Aim:
Below are records to transcribe exactly, without their pictures.

(Excerpts from a figure dataset)
□ □ □ □ □
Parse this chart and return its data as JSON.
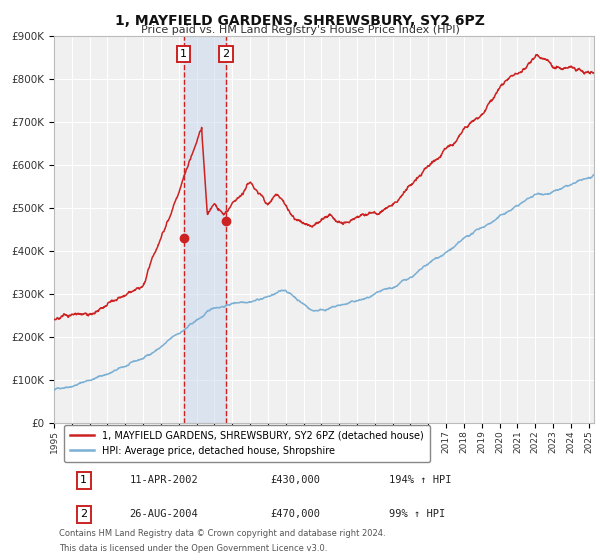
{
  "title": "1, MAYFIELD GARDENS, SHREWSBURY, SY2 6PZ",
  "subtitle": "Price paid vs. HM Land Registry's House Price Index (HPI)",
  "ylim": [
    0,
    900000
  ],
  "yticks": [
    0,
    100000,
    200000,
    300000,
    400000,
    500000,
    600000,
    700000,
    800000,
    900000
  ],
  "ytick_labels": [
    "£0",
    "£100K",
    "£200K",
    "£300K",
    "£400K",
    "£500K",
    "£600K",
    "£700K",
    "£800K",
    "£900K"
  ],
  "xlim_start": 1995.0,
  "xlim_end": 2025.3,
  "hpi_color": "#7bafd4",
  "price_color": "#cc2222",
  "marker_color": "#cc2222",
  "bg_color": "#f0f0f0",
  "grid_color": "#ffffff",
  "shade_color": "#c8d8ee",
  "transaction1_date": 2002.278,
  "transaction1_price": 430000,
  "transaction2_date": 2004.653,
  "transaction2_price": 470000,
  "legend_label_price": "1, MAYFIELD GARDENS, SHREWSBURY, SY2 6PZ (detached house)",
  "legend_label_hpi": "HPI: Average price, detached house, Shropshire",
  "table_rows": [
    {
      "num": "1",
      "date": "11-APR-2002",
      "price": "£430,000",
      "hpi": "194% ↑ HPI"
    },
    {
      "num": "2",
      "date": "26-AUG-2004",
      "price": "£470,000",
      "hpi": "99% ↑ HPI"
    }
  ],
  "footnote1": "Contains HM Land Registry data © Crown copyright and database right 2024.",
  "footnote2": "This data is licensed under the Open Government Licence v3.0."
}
□ □ □ □ □
Reply:
Parse this chart and return its data as JSON.
{
  "title": "1, MAYFIELD GARDENS, SHREWSBURY, SY2 6PZ",
  "subtitle": "Price paid vs. HM Land Registry's House Price Index (HPI)",
  "ylim": [
    0,
    900000
  ],
  "yticks": [
    0,
    100000,
    200000,
    300000,
    400000,
    500000,
    600000,
    700000,
    800000,
    900000
  ],
  "ytick_labels": [
    "£0",
    "£100K",
    "£200K",
    "£300K",
    "£400K",
    "£500K",
    "£600K",
    "£700K",
    "£800K",
    "£900K"
  ],
  "xlim_start": 1995.0,
  "xlim_end": 2025.3,
  "hpi_color": "#7bafd4",
  "price_color": "#cc2222",
  "marker_color": "#cc2222",
  "bg_color": "#f0f0f0",
  "grid_color": "#ffffff",
  "shade_color": "#c8d8ee",
  "transaction1_date": 2002.278,
  "transaction1_price": 430000,
  "transaction2_date": 2004.653,
  "transaction2_price": 470000,
  "legend_label_price": "1, MAYFIELD GARDENS, SHREWSBURY, SY2 6PZ (detached house)",
  "legend_label_hpi": "HPI: Average price, detached house, Shropshire",
  "table_rows": [
    {
      "num": "1",
      "date": "11-APR-2002",
      "price": "£430,000",
      "hpi": "194% ↑ HPI"
    },
    {
      "num": "2",
      "date": "26-AUG-2004",
      "price": "£470,000",
      "hpi": "99% ↑ HPI"
    }
  ],
  "footnote1": "Contains HM Land Registry data © Crown copyright and database right 2024.",
  "footnote2": "This data is licensed under the Open Government Licence v3.0."
}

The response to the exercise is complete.